> WRITTEN TASKS:
• 1. Copy the part of the records that opens with the line containing "Give bounding boxes" and closes with the line containing "data-point (347, 185, 351, 190)", reproducing each line unchanged.
• 2. Continue the forum thread about the failed battery charger from the point where it stops.

> TEXT:
— start —

# I am in so much trouble right now...



## zadiac (5/4/15)

My 4 port charger just gave up (Efest Lux 4 - won't buy that again) and I'm left with a few charged batteries and no way to charge them. I'm living a vaper's nightmare!

Reactions: Like 1 | Can relate 1


----------



## johan (5/4/15)

Geez what a bummer @zadiac, pity you so far from PTA.


----------



## Andre (5/4/15)

I can imagine. Why I have a 2 slot as backup, but Koringberg is a bit far to come to your rescue. Hope you get sorted bro.


----------



## Derick (5/4/15)

Camping and outdoors stores usually carry Li-ion chargers for flashlight 18650's - you can try them if there is one in your area

Reactions: Like 3 | Thanks 1


----------



## zadiac (5/4/15)

Andre said:


> I can imagine. Why I have a 2 slot as backup, but Koringberg is a bit far to come to your rescue. Hope you get sorted bro.



I have one, but lend it to a mate and he's now in Doha until end next week 
Trying to get hold of him. Maybe he left it at his home and his mom can open the house for me to get it. Cross your fingers...lol



Derick said:


> Camping and outdoors stores usually carry Li-ion chargers for flashlight 18650's - you can try them if there is one in your area



50km drive for me and they're probably closed due to holiday weekend. Looks like I'm gonna have to rough it.
Ordered one from Melinda, but she can only ship on Tuesday. So prob will get on Wednesday. Batteries will be long gone by then


...hang on.....will be back...

Edit: I have one of those 18650 flashlights with built-in charger, but I usually charged it's battery in my Lux. Now to find it's charging chord...lol


----------



## Derick (5/4/15)

zadiac said:


> Edit: I have one of those 18650 flashlights with built-in charger, but I usually charged it's battery in my Lux. Now to find it's charging chord...lol


Hope you get sorted

Reactions: Thanks 1


----------



## Rob Fisher (5/4/15)

This is a nightmare... that's why I have a 4 port charger spare always standing by... I use it when I travel and leave my other one at home...

Durban also a dash far to help!


----------



## zadiac (5/4/15)

Got my friend on the line and he says the charger is at home as he's using his Smok's built in charger now. Will go fetch it tomorrow at his place. His mom's got the keys. Sigh.....relief.

Reactions: Like 3 | Winner 5


----------



## Rudi (5/4/15)

Happy for your sake! thats why i created a mobile Vape survival kit due to me being a train driver and not always having the luxuary of being close to home/civilization for that matter... you just prioritized mmy thinking on getting thid kit fully equiped!

Reactions: Like 1


----------



## zadiac (5/4/15)

— end —

> ENTRIES PROVIDED:
— start —

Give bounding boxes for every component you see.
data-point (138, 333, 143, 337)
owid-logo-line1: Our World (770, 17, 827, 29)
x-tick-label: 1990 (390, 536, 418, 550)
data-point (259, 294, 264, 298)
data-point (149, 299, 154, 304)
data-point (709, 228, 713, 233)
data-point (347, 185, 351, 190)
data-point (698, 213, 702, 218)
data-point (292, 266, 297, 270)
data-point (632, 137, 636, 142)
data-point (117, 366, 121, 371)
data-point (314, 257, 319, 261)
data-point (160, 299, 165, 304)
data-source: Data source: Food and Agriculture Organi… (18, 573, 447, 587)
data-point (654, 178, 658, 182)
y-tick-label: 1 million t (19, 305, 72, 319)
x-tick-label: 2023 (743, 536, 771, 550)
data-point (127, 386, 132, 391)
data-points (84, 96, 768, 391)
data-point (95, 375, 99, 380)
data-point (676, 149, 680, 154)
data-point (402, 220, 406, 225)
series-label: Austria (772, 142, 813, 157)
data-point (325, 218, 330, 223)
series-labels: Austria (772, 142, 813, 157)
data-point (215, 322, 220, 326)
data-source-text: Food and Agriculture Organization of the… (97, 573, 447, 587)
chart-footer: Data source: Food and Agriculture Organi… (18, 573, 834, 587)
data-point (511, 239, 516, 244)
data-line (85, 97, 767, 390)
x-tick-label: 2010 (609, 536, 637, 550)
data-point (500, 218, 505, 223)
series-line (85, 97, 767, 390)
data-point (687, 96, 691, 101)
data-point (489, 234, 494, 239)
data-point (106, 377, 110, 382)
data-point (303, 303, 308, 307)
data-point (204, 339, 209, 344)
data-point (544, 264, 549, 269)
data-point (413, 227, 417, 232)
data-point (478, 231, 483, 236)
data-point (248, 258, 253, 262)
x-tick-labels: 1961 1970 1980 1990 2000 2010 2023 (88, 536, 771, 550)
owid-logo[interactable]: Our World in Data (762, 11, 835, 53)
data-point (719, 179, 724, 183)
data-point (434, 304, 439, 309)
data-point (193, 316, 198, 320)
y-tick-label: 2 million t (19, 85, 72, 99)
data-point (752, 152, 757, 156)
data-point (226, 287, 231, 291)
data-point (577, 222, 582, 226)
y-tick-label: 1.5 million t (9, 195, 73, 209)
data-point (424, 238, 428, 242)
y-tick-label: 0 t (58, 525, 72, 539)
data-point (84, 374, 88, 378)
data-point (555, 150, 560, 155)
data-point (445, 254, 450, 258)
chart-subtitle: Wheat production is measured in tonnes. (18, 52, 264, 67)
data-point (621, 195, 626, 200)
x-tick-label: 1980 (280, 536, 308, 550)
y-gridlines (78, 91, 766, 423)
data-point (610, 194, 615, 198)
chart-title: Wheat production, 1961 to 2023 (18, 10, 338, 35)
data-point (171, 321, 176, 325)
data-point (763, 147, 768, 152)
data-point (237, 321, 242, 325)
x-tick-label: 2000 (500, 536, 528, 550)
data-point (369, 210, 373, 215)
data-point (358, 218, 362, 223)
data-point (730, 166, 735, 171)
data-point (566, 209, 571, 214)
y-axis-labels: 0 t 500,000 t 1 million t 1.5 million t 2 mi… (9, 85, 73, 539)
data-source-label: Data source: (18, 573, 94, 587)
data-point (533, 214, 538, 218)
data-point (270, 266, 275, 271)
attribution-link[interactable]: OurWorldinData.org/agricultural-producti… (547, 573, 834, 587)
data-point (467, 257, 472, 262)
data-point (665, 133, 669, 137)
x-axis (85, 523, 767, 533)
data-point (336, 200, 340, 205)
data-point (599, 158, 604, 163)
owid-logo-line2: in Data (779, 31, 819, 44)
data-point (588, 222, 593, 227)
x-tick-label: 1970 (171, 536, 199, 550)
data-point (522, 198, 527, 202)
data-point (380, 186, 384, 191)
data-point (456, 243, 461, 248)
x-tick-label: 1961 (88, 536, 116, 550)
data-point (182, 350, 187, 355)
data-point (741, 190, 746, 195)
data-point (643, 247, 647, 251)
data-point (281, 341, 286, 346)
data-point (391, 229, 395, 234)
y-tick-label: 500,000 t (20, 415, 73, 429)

— end —
— start —

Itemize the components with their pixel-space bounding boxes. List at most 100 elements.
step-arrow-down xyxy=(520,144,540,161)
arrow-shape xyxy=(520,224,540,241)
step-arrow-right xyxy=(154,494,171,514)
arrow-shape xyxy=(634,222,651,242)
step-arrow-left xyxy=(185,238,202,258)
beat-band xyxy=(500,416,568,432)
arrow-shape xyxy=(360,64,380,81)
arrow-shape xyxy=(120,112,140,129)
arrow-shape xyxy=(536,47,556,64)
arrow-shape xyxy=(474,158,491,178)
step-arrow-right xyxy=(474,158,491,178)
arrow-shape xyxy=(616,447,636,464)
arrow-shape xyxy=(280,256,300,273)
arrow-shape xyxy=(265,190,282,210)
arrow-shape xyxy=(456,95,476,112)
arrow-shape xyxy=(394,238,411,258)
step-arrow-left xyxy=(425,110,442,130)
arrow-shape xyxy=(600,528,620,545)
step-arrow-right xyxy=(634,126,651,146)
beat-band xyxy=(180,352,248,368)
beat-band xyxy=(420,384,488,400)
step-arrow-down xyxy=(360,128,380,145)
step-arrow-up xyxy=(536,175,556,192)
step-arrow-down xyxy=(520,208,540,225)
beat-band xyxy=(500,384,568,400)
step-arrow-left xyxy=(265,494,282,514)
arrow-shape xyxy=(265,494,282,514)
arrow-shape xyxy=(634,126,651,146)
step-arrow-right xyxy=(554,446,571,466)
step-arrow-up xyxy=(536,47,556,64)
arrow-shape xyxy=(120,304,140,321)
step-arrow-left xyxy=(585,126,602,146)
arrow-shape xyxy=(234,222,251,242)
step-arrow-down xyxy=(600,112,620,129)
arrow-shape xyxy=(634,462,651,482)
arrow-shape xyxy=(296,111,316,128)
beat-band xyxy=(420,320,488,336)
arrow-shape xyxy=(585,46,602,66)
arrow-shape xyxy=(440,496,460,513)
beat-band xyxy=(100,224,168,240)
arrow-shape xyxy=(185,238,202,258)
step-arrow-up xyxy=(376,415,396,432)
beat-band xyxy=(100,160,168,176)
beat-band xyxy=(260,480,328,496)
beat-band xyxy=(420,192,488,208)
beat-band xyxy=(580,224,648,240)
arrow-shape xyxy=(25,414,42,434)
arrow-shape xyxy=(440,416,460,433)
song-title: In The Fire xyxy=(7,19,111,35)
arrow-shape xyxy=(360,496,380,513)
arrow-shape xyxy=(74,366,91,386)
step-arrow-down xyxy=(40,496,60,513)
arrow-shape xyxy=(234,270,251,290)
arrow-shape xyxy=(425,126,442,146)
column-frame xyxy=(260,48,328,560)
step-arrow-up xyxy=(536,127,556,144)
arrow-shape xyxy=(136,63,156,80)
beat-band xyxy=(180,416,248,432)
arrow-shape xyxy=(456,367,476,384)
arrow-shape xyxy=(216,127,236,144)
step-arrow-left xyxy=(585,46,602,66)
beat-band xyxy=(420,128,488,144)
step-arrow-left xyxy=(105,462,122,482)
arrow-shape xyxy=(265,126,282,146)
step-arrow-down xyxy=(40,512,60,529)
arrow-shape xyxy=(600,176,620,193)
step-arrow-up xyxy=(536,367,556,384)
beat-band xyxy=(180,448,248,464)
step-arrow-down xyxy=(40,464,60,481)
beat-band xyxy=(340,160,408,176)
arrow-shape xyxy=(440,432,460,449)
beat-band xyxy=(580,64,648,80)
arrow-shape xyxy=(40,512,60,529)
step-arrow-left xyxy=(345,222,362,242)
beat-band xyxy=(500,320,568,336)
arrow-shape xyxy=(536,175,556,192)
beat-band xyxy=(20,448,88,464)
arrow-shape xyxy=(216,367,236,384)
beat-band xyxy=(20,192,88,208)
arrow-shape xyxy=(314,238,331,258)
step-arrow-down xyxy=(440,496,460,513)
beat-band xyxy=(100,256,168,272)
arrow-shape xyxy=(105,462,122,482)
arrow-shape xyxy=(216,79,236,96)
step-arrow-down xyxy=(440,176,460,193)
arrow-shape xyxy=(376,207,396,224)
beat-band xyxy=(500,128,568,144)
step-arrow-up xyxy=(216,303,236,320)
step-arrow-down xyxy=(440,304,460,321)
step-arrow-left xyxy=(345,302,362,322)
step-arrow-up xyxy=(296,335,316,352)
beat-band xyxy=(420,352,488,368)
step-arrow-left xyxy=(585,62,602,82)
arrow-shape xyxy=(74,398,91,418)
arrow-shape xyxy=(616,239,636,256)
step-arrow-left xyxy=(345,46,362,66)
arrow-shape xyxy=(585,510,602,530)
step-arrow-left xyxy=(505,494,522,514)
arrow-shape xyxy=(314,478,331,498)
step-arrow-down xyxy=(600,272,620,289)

— end —

> TASK RESPONSES:
• 1.
Give bounding boxes for every component you see.
data-point (138, 333, 143, 337)
owid-logo-line1: Our World (770, 17, 827, 29)
x-tick-label: 1990 (390, 536, 418, 550)
data-point (259, 294, 264, 298)
data-point (149, 299, 154, 304)
data-point (709, 228, 713, 233)
data-point (347, 185, 351, 190)

• 2.
I'm going to get 2 separate 2 port chargers instead of one 4 port charger. That way, if this happens again, then at least I'll have a spare.

Reactions: Like 1 | Agree 1


----------



## John (5/4/15)

zadiac said:


> I'm going to get 2 separate 2 port chargers instead of one 4 port charger. That way, if this happens again, then at least I'll have a spare.


Recommend the Nitecore D2, it's awesome!


----------



## zadiac (5/4/15)

John said:


> Recommend the Nitecore D2, it's awesome!



Already ordered one from SkyBleu. Will order another later.

Reactions: Like 1


----------



## Alex (5/4/15)

I have 2 x 2port chargers, you know.. for when one of them bites the dust. One of them is the round Olight. This thing is amazing.





The other is a crappy I2 charger just for backup.

Reactions: Like 2


----------



## Rob Fisher (5/4/15)

Alex said:


> I have 2 x 2port chargers, you know.. for when one of them bites the dust. One of them is the round Olight. This thing is amazing.



I have an eFest LUC V4 and a Nitecore D4 as back up and for travel. And then I have a sealed OLight I bought for a mate who was wanting the whole REO kit but has held off for a while... as you saying I should keep it @Alex?

Reactions: Like 1


----------



## Alex (5/4/15)

Rob Fisher said:


> I have an eFest LUC V4 and a Nitecore D4 as back up and for travel. And then I have a sealed OLight I bought for a mate who was wanting the whole REO kit but has held off for a while... as you saying I should keep it @Alex?



I got mine from VapeClub last year sometime, and she's been a true champion. I would hold on to it.

Reactions: Thanks 1


----------



## Rob Fisher (5/4/15)

Alex said:


> I got mine from VapeClub last year sometime, and she's been a true champion. I would hold on to it.



I also got mine from Vape Club... just wondered if it was better than my other two?


----------



## kimbo (5/4/15)

Alex said:


> I have 2 x 2port chargers, you know.. for when one of them bites the dust. One of them is the round Olight. This thing is amazing.
> 
> 
> 
> ...



I have the same one from VapeClub works like a champ

Reactions: Like 1


----------



## zadiac (5/4/15)

Alex said:


> I have 2 x 2port chargers, you know.. for when one of them bites the dust. One of them is the round Olight. This thing is amazing.
> 
> 
> 
> ...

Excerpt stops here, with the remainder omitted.